■ What is expected
Below are some entries. Work out how many of their lines hold the word "queue", and write that number alone.

-- Start Entries provided --

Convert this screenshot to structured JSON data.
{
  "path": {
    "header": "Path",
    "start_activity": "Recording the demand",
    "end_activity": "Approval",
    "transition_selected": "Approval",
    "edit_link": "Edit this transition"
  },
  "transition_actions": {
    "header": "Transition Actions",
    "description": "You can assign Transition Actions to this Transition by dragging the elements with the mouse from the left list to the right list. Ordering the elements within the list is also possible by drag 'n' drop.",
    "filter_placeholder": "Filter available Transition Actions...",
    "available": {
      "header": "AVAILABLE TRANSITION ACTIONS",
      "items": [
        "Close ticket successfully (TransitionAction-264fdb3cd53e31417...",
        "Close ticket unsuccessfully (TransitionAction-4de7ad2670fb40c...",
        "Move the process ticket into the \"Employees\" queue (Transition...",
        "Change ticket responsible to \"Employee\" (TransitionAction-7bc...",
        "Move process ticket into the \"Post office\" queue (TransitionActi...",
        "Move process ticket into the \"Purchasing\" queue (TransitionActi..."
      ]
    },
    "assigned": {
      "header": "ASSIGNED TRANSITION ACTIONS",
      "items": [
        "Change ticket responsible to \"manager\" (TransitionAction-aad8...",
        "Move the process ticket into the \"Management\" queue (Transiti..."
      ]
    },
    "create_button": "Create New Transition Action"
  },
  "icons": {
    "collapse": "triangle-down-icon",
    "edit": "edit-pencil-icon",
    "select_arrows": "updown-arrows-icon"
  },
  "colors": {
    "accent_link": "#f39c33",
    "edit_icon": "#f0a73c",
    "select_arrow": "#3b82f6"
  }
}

-- End Entries provided --

■ Problem solution
4